┌──

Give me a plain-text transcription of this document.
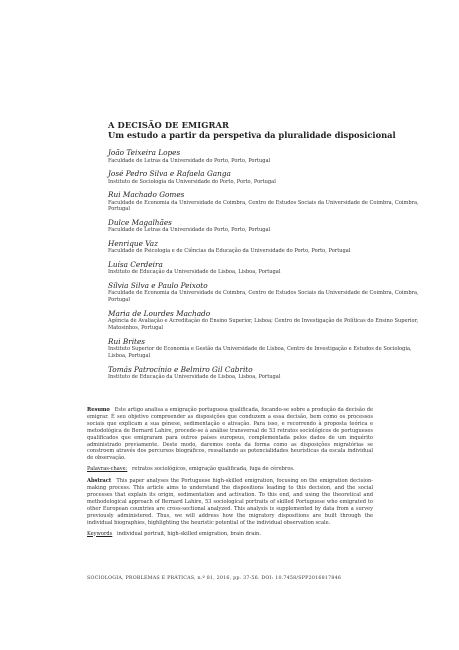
A DECISÃO DE EMIGRAR
Um estudo a partir da perspetiva da pluralidade disposicional
João Teixeira Lopes
Faculdade de Letras da Universidade do Porto, Porto, Portugal
José Pedro Silva e Rafaela Ganga
Instituto de Sociologia da Universidade do Porto, Porto, Portugal
Rui Machado Gomes
Faculdade de Economia da Universidade de Coimbra, Centro de Estudos Sociais da Universidade de Coimbra, Coimbra, Portugal
Dulce Magalhães
Faculdade de Letras da Universidade do Porto, Porto, Portugal
Henrique Vaz
Faculdade de Psicologia e de Ciências da Educação da Universidade do Porto, Porto, Portugal
Luísa Cerdeira
Instituto de Educação da Universidade de Lisboa, Lisboa, Portugal
Sílvia Silva e Paulo Peixoto
Faculdade de Economia da Universidade de Coimbra, Centro de Estudos Sociais da Universidade de Coimbra, Coimbra, Portugal
Maria de Lourdes Machado
Agência de Avaliação e Acreditação do Ensino Superior, Lisboa; Centro de Investigação de Políticas do Ensino Superior, Matosinhos, Portugal
Rui Brites
Instituto Superior de Economia e Gestão da Universidade de Lisboa, Centro de Investigação e Estudos de Sociologia, Lisboa, Portugal
Tomás Patrocínio e Belmiro Gil Cabrito
Instituto de Educação da Universidade de Lisboa, Lisboa, Portugal

Resumo Este artigo analisa a emigração portuguesa qualificada, focando-se sobre a produção da decisão de emigrar. É seu objetivo compreender as disposições que conduzem a essa decisão, bem como os processos sociais que explicam a sua génese, sedimentação e ativação. Para isso, e recorrendo à proposta teórica e metodológica de Bernard Lahire, procede-se à análise transversal de 53 retratos sociológicos de portugueses qualificados que emigraram para outros países europeus, complementada pelos dados de um inquérito administrado previamente. Deste modo, daremos conta da forma como as disposições migratórias se constroem através dos percursos biográficos, ressaltando as potencialidades heurísticas da escala individual de observação.

Palavras-chave: retratos sociológicos, emigração qualificada, fuga de cérebros.

Abstract This paper analyses the Portuguese high-skilled emigration, focusing on the emigration decision-making process. This article aims to understand the dispositions leading to this decision, and the social processes that explain its origin, sedimentation and activation. To this end, and using the theoretical and methodological approach of Bernard Lahire, 53 sociological portraits of skilled Portuguese who emigrated to other European countries are cross-sectional analyzed. This analysis is supplemented by data from a survey previously administered. Thus, we will address how the migratory dispositions are built through the individual biographies, highlighting the heuristic potential of the individual observation scale.

Keywords individual portrait, high-skilled emigration, brain drain.

SOCIOLOGIA, PROBLEMAS E PRÁTICAS, n.º 81, 2016, pp. 37-56. DOI: 10.7458/SPP2016817846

└──

Required task — How many of the lines above include the string "emigração"? Answer with the number only.

Exercise output — 2